[begin Available records]

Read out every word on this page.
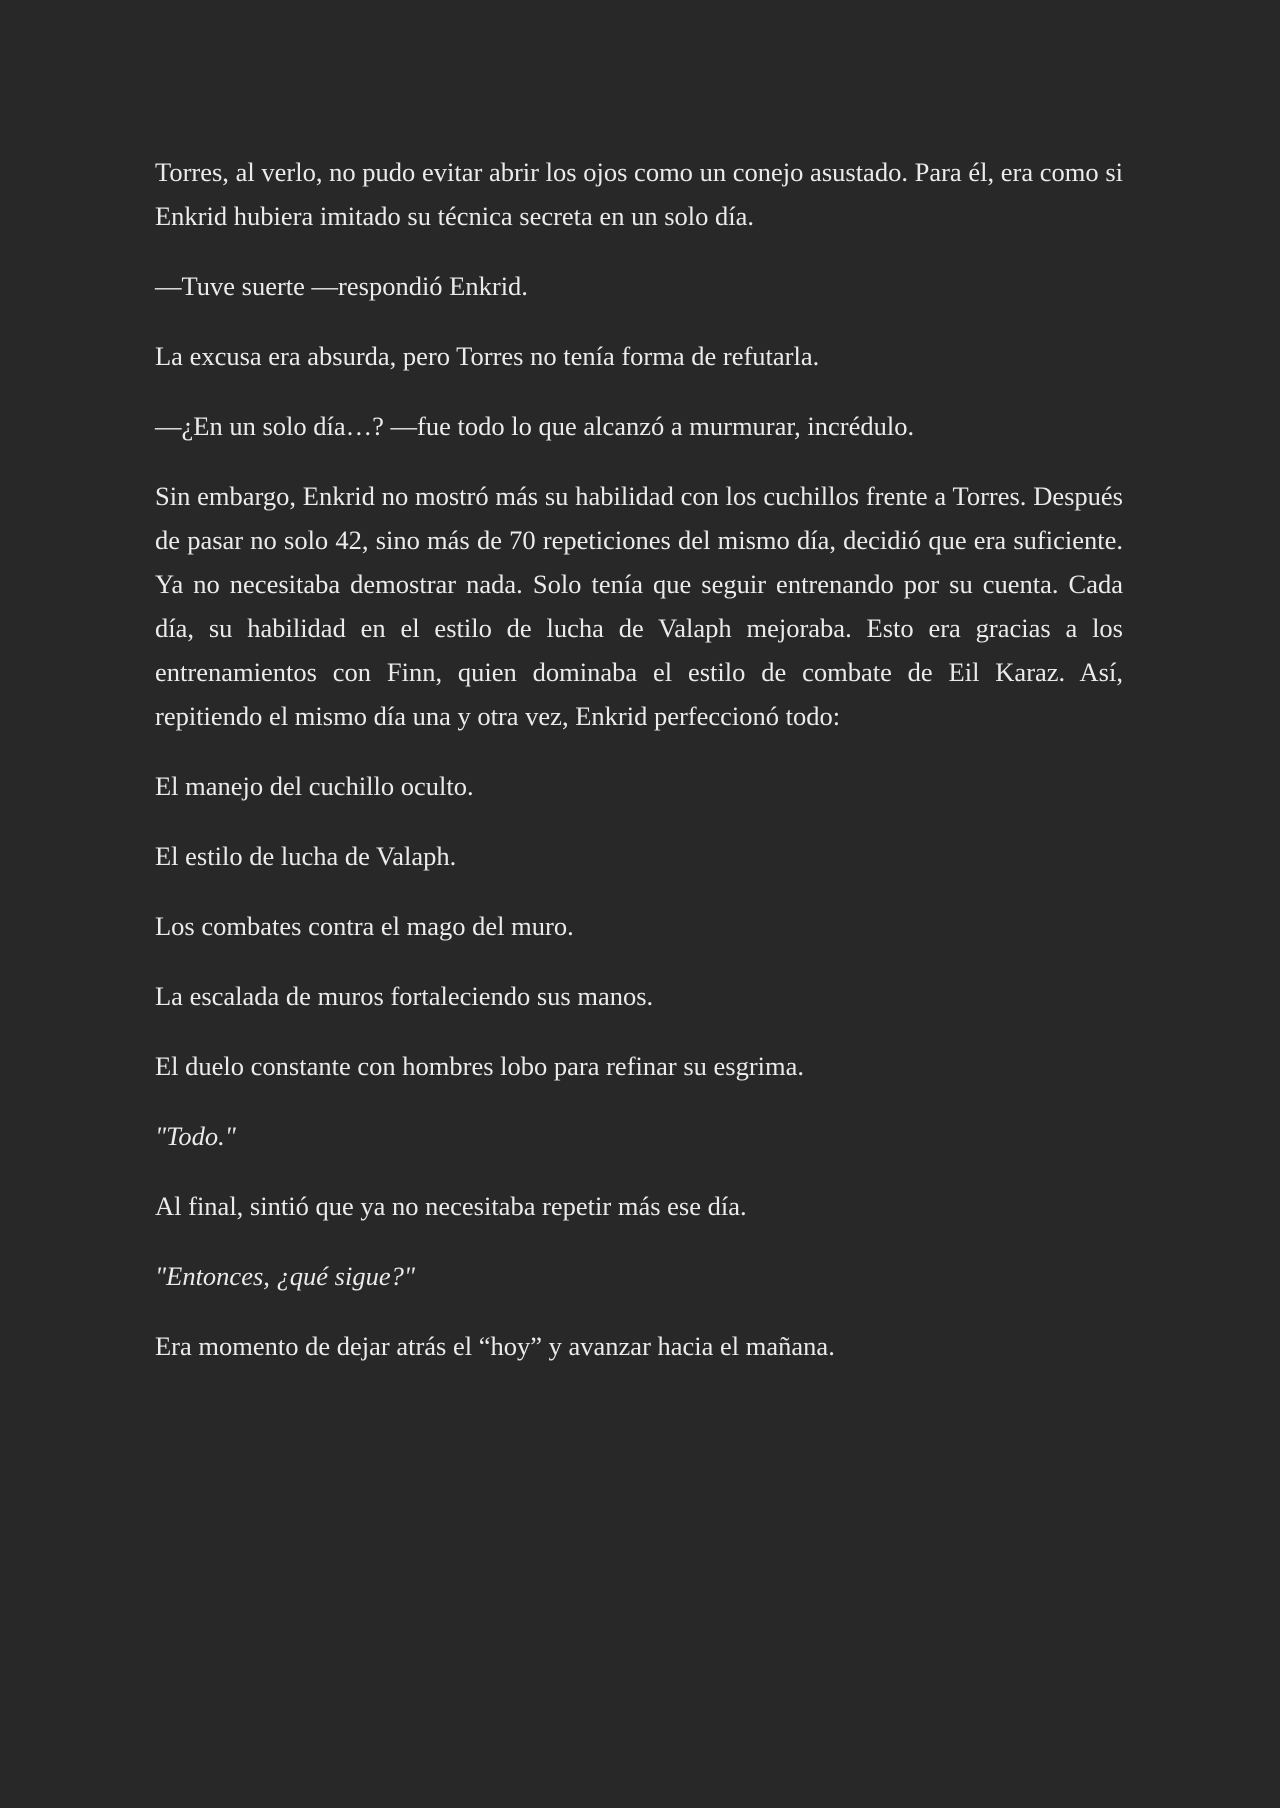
Torres, al verlo, no pudo evitar abrir los ojos como un conejo asustado. Para él, era como si Enkrid hubiera imitado su técnica secreta en un solo día.

—Tuve suerte —respondió Enkrid.

La excusa era absurda, pero Torres no tenía forma de refutarla.

—¿En un solo día…? —fue todo lo que alcanzó a murmurar, incrédulo.

Sin embargo, Enkrid no mostró más su habilidad con los cuchillos frente a Torres. Después de pasar no solo 42, sino más de 70 repeticiones del mismo día, decidió que era suficiente. Ya no necesitaba demostrar nada. Solo tenía que seguir entrenando por su cuenta. Cada día, su habilidad en el estilo de lucha de Valaph mejoraba. Esto era gracias a los entrenamientos con Finn, quien dominaba el estilo de combate de Eil Karaz. Así, repitiendo el mismo día una y otra vez, Enkrid perfeccionó todo:

El manejo del cuchillo oculto.

El estilo de lucha de Valaph.

Los combates contra el mago del muro.

La escalada de muros fortaleciendo sus manos.

El duelo constante con hombres lobo para refinar su esgrima.

"Todo."

Al final, sintió que ya no necesitaba repetir más ese día.

"Entonces, ¿qué sigue?"

Era momento de dejar atrás el “hoy” y avanzar hacia el mañana.
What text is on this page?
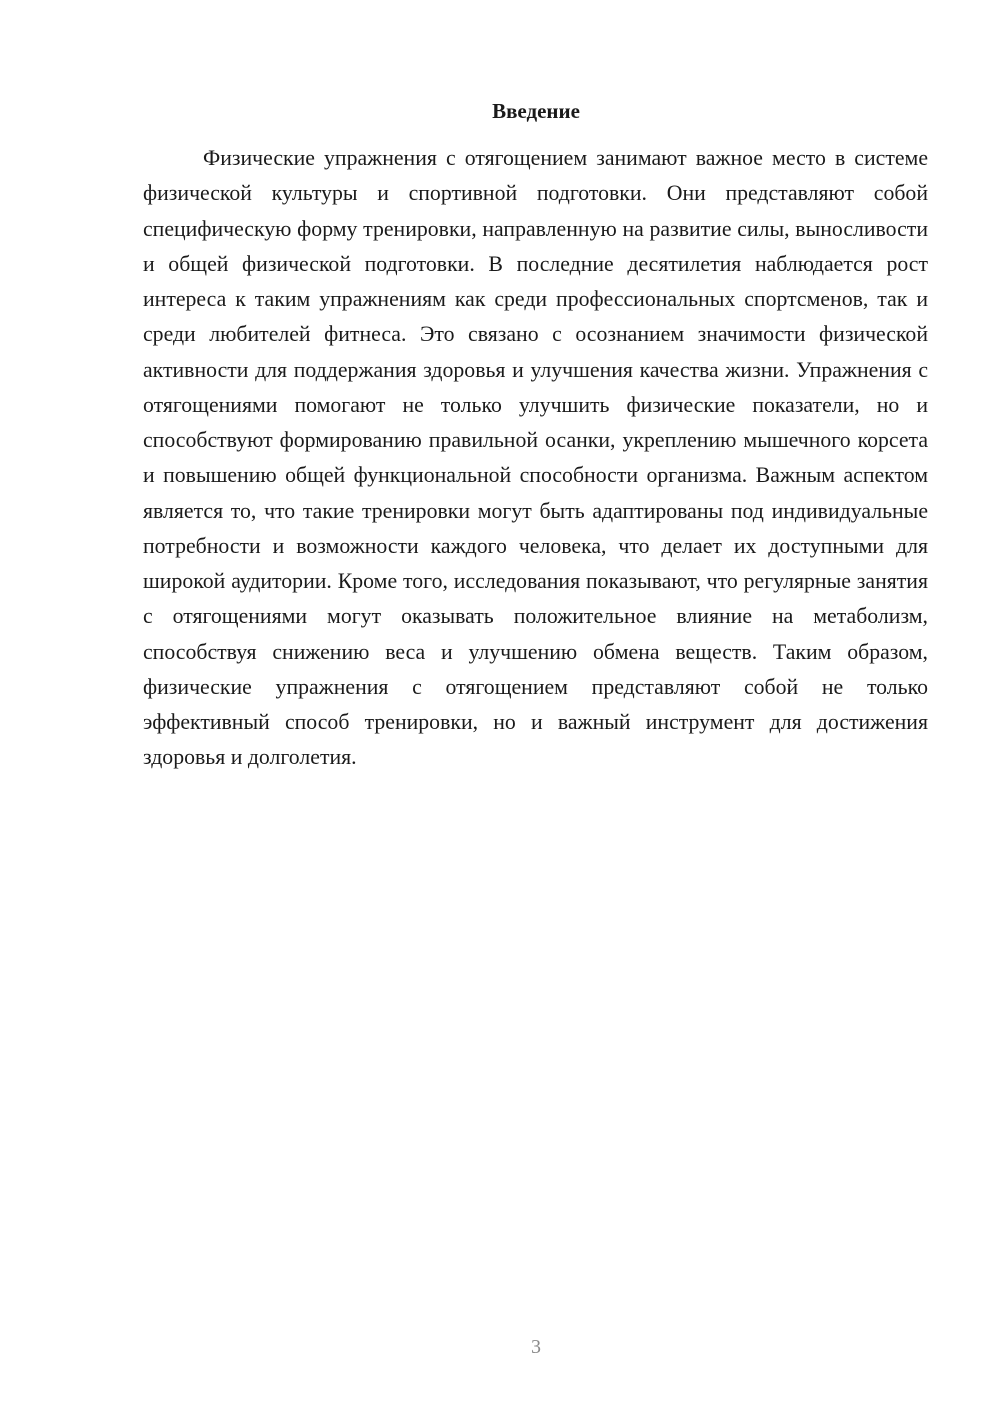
Введение

Физические упражнения с отягощением занимают важное место в системе физической культуры и спортивной подготовки. Они представляют собой специфическую форму тренировки, направленную на развитие силы, выносливости и общей физической подготовки. В последние десятилетия наблюдается рост интереса к таким упражнениям как среди профессиональных спортсменов, так и среди любителей фитнеса. Это связано с осознанием значимости физической активности для поддержания здоровья и улучшения качества жизни. Упражнения с отягощениями помогают не только улучшить физические показатели, но и способствуют формированию правильной осанки, укреплению мышечного корсета и повышению общей функциональной способности организма. Важным аспектом является то, что такие тренировки могут быть адаптированы под индивидуальные потребности и возможности каждого человека, что делает их доступными для широкой аудитории. Кроме того, исследования показывают, что регулярные занятия с отягощениями могут оказывать положительное влияние на метаболизм, способствуя снижению веса и улучшению обмена веществ. Таким образом, физические упражнения с отягощением представляют собой не только эффективный способ тренировки, но и важный инструмент для достижения здоровья и долголетия.

3
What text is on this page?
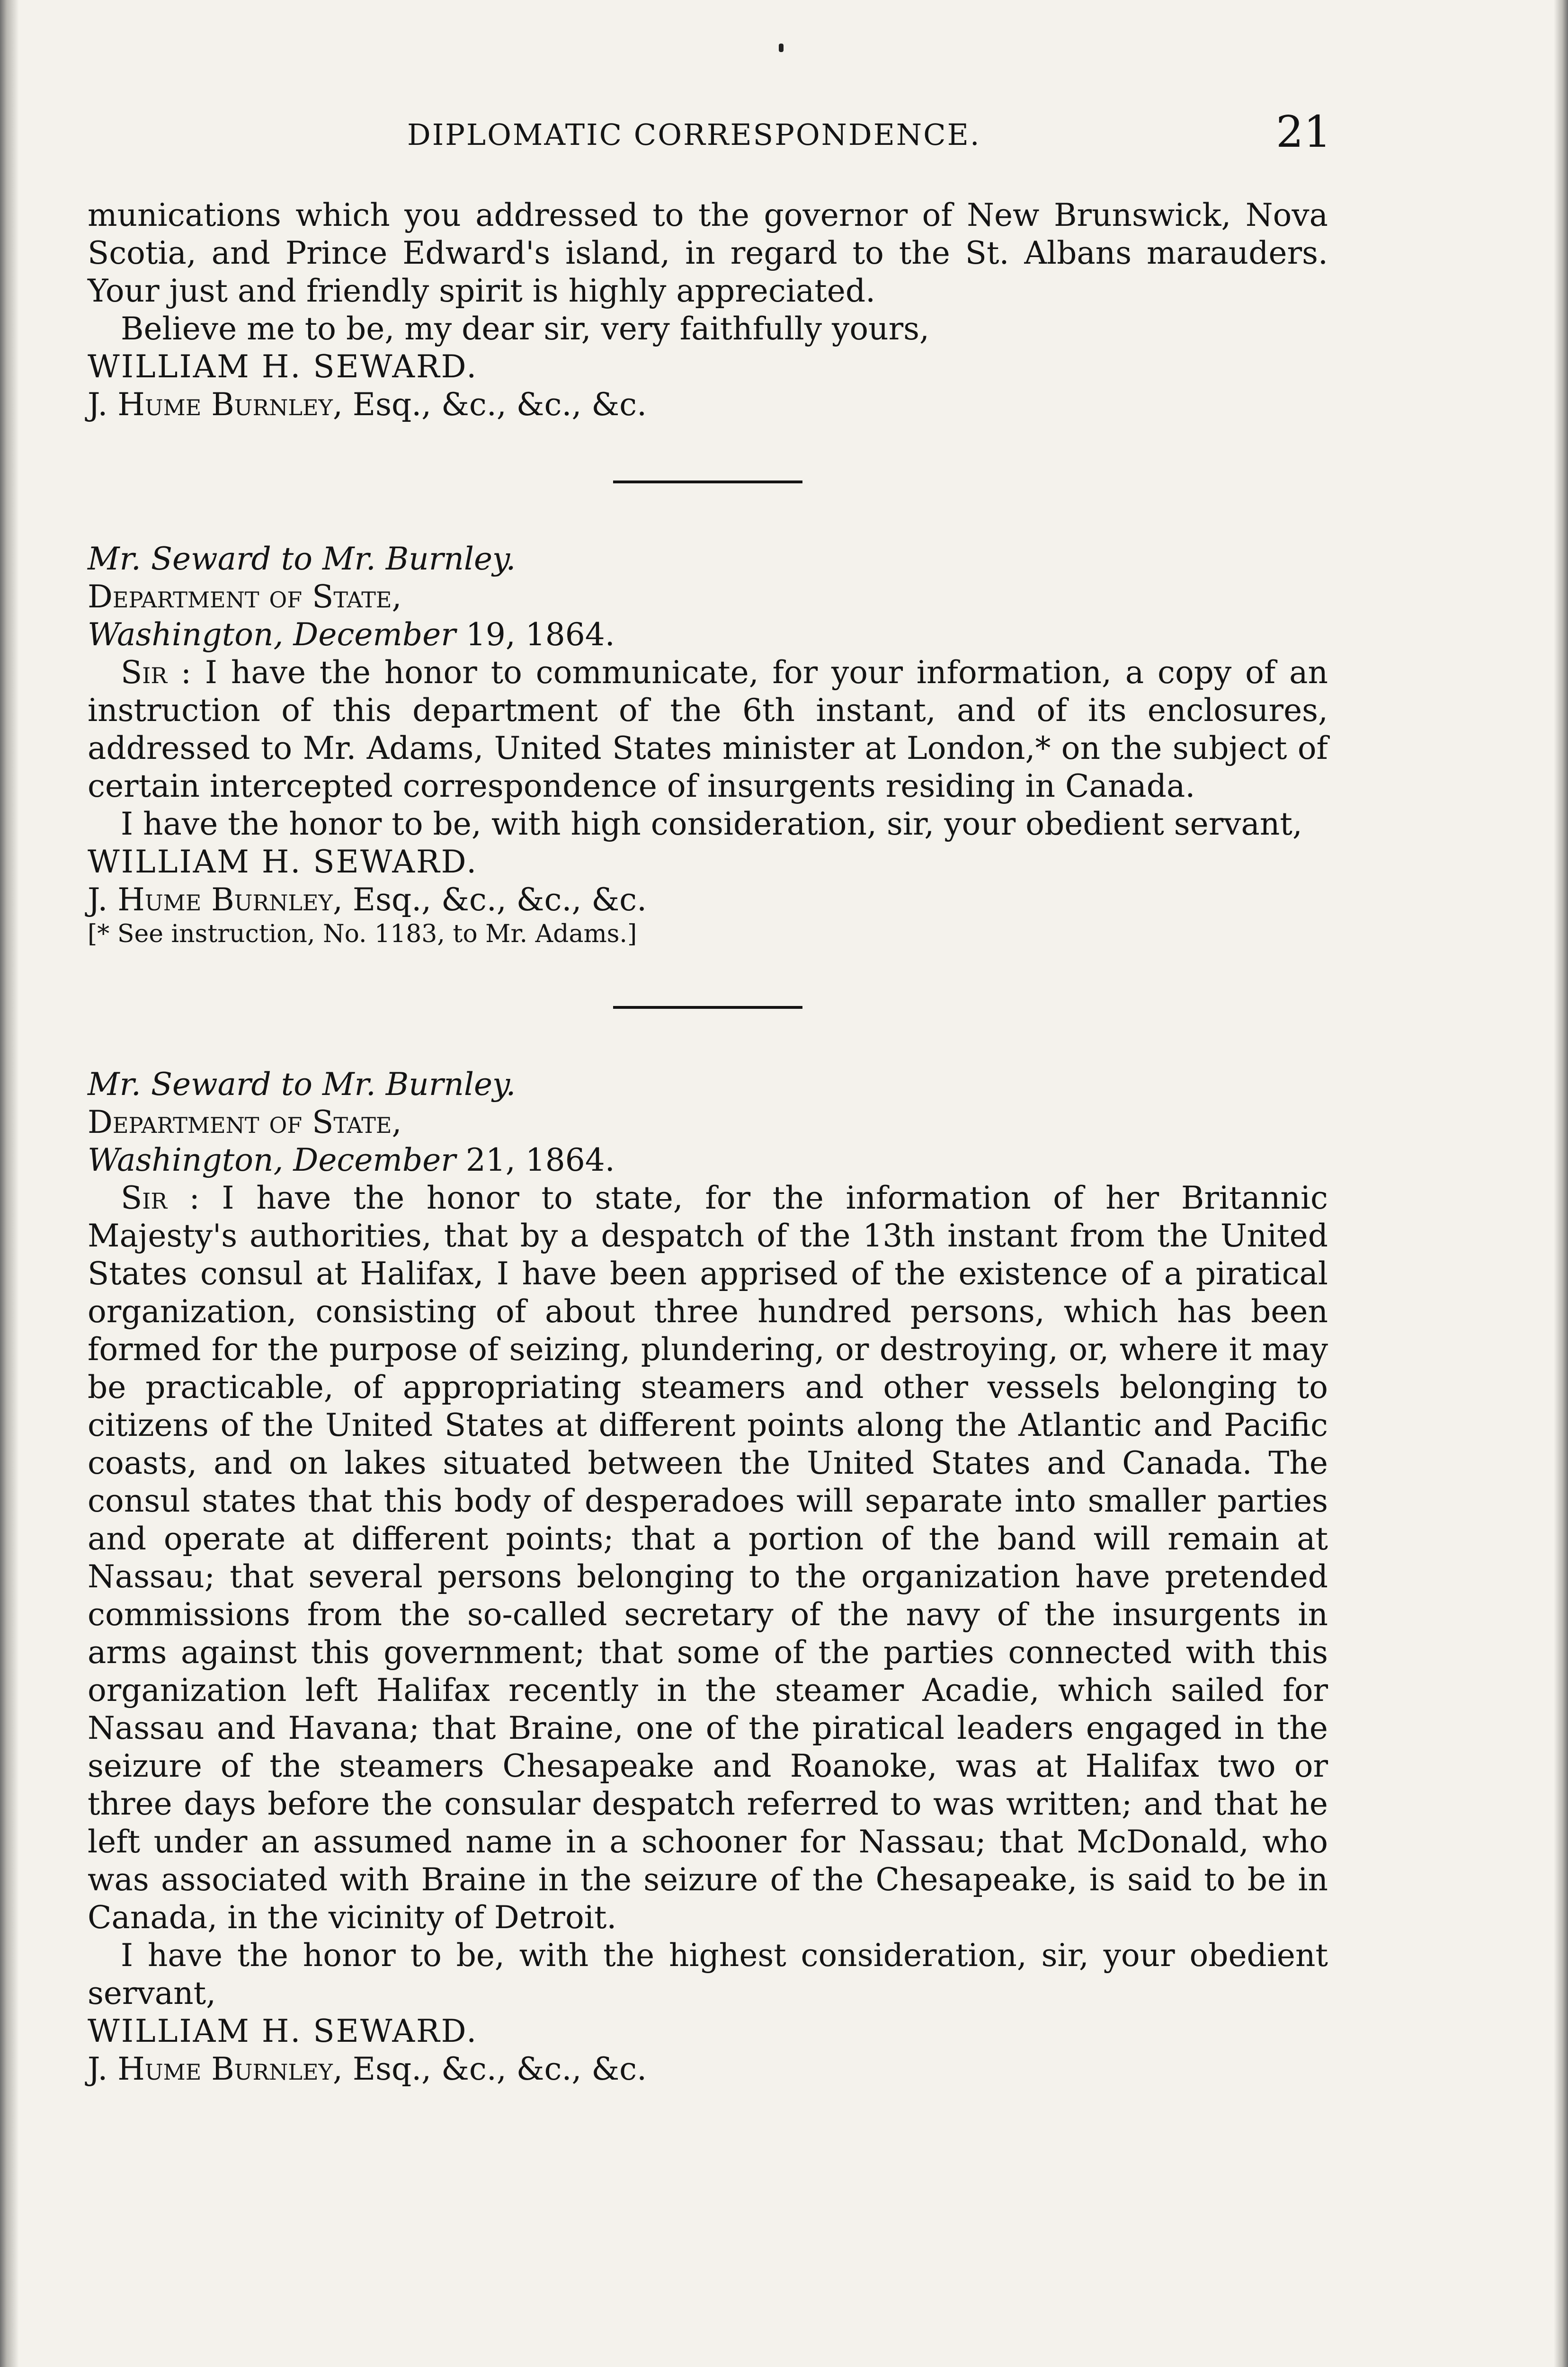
DIPLOMATIC CORRESPONDENCE.	21

munications which you addressed to the governor of New Brunswick, Nova Scotia, and Prince Edward's island, in regard to the St. Albans marauders. Your just and friendly spirit is highly appreciated.

Believe me to be, my dear sir, very faithfully yours,

WILLIAM H. SEWARD.

J. Hume Burnley, Esq., &c., &c., &c.

Mr. Seward to Mr. Burnley.

Department of State,

Washington, December 19, 1864.

Sir : I have the honor to communicate, for your information, a copy of an instruction of this department of the 6th instant, and of its enclosures, addressed to Mr. Adams, United States minister at London,* on the subject of certain intercepted correspondence of insurgents residing in Canada.

I have the honor to be, with high consideration, sir, your obedient servant,

WILLIAM H. SEWARD.

J. Hume Burnley, Esq., &c., &c., &c.

[* See instruction, No. 1183, to Mr. Adams.]

Mr. Seward to Mr. Burnley.

Department of State,

Washington, December 21, 1864.

Sir : I have the honor to state, for the information of her Britannic Majesty's authorities, that by a despatch of the 13th instant from the United States consul at Halifax, I have been apprised of the existence of a piratical organization, consisting of about three hundred persons, which has been formed for the purpose of seizing, plundering, or destroying, or, where it may be practicable, of appropriating steamers and other vessels belonging to citizens of the United States at different points along the Atlantic and Pacific coasts, and on lakes situated between the United States and Canada. The consul states that this body of desperadoes will separate into smaller parties and operate at different points; that a portion of the band will remain at Nassau; that several persons belonging to the organization have pretended commissions from the so-called secretary of the navy of the insurgents in arms against this government; that some of the parties connected with this organization left Halifax recently in the steamer Acadie, which sailed for Nassau and Havana; that Braine, one of the piratical leaders engaged in the seizure of the steamers Chesapeake and Roanoke, was at Halifax two or three days before the consular despatch referred to was written; and that he left under an assumed name in a schooner for Nassau; that McDonald, who was associated with Braine in the seizure of the Chesapeake, is said to be in Canada, in the vicinity of Detroit.

I have the honor to be, with the highest consideration, sir, your obedient servant,

WILLIAM H. SEWARD.

J. Hume Burnley, Esq., &c., &c., &c.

[end Available records]

* _Exercise brief_:
Give an exact copy of the material, leaving out every picture.

* _Answer to the problem_:
Read out every word on this page.
Torres, al verlo, no pudo evitar abrir los ojos como un conejo asustado. Para él, era como si Enkrid hubiera imitado su técnica secreta en un solo día.

—Tuve suerte —respondió Enkrid.

La excusa era absurda, pero Torres no tenía forma de refutarla.

—¿En un solo día…? —fue todo lo que alcanzó a murmurar, incrédulo.

Sin embargo, Enkrid no mostró más su habilidad con los cuchillos frente a Torres. Después de pasar no solo 42, sino más de 70 repeticiones del mismo día, decidió que era suficiente. Ya no necesitaba demostrar nada. Solo tenía que seguir entrenando por su cuenta. Cada día, su habilidad en el estilo de lucha de Valaph mejoraba. Esto era gracias a los entrenamientos con Finn, quien dominaba el estilo de combate de Eil Karaz. Así, repitiendo el mismo día una y otra vez, Enkrid perfeccionó todo:

El manejo del cuchillo oculto.

El estilo de lucha de Valaph.

Los combates contra el mago del muro.

La escalada de muros fortaleciendo sus manos.

El duelo constante con hombres lobo para refinar su esgrima.

"Todo."

Al final, sintió que ya no necesitaba repetir más ese día.

"Entonces, ¿qué sigue?"

Era momento de dejar atrás el “hoy” y avanzar hacia el mañana.
What text is on this page?
Введение

Физические упражнения с отягощением занимают важное место в системе физической культуры и спортивной подготовки. Они представляют собой специфическую форму тренировки, направленную на развитие силы, выносливости и общей физической подготовки. В последние десятилетия наблюдается рост интереса к таким упражнениям как среди профессиональных спортсменов, так и среди любителей фитнеса. Это связано с осознанием значимости физической активности для поддержания здоровья и улучшения качества жизни. Упражнения с отягощениями помогают не только улучшить физические показатели, но и способствуют формированию правильной осанки, укреплению мышечного корсета и повышению общей функциональной способности организма. Важным аспектом является то, что такие тренировки могут быть адаптированы под индивидуальные потребности и возможности каждого человека, что делает их доступными для широкой аудитории. Кроме того, исследования показывают, что регулярные занятия с отягощениями могут оказывать положительное влияние на метаболизм, способствуя снижению веса и улучшению обмена веществ. Таким образом, физические упражнения с отягощением представляют собой не только эффективный способ тренировки, но и важный инструмент для достижения здоровья и долголетия.

3
What text is on this page?
DIPLOMATIC CORRESPONDENCE.	21

munications which you addressed to the governor of New Brunswick, Nova Scotia, and Prince Edward's island, in regard to the St. Albans marauders. Your just and friendly spirit is highly appreciated.

Believe me to be, my dear sir, very faithfully yours,

WILLIAM H. SEWARD.

J. Hume Burnley, Esq., &c., &c., &c.

Mr. Seward to Mr. Burnley.

Department of State,

Washington, December 19, 1864.

Sir : I have the honor to communicate, for your information, a copy of an instruction of this department of the 6th instant, and of its enclosures, addressed to Mr. Adams, United States minister at London,* on the subject of certain intercepted correspondence of insurgents residing in Canada.

I have the honor to be, with high consideration, sir, your obedient servant,

WILLIAM H. SEWARD.

J. Hume Burnley, Esq., &c., &c., &c.

[* See instruction, No. 1183, to Mr. Adams.]

Mr. Seward to Mr. Burnley.

Department of State,

Washington, December 21, 1864.

Sir : I have the honor to state, for the information of her Britannic Majesty's authorities, that by a despatch of the 13th instant from the United States consul at Halifax, I have been apprised of the existence of a piratical organization, consisting of about three hundred persons, which has been formed for the purpose of seizing, plundering, or destroying, or, where it may be practicable, of appropriating steamers and other vessels belonging to citizens of the United States at different points along the Atlantic and Pacific coasts, and on lakes situated between the United States and Canada. The consul states that this body of desperadoes will separate into smaller parties and operate at different points; that a portion of the band will remain at Nassau; that several persons belonging to the organization have pretended commissions from the so-called secretary of the navy of the insurgents in arms against this government; that some of the parties connected with this organization left Halifax recently in the steamer Acadie, which sailed for Nassau and Havana; that Braine, one of the piratical leaders engaged in the seizure of the steamers Chesapeake and Roanoke, was at Halifax two or three days before the consular despatch referred to was written; and that he left under an assumed name in a schooner for Nassau; that McDonald, who was associated with Braine in the seizure of the Chesapeake, is said to be in Canada, in the vicinity of Detroit.

I have the honor to be, with the highest consideration, sir, your obedient servant,

WILLIAM H. SEWARD.

J. Hume Burnley, Esq., &c., &c., &c.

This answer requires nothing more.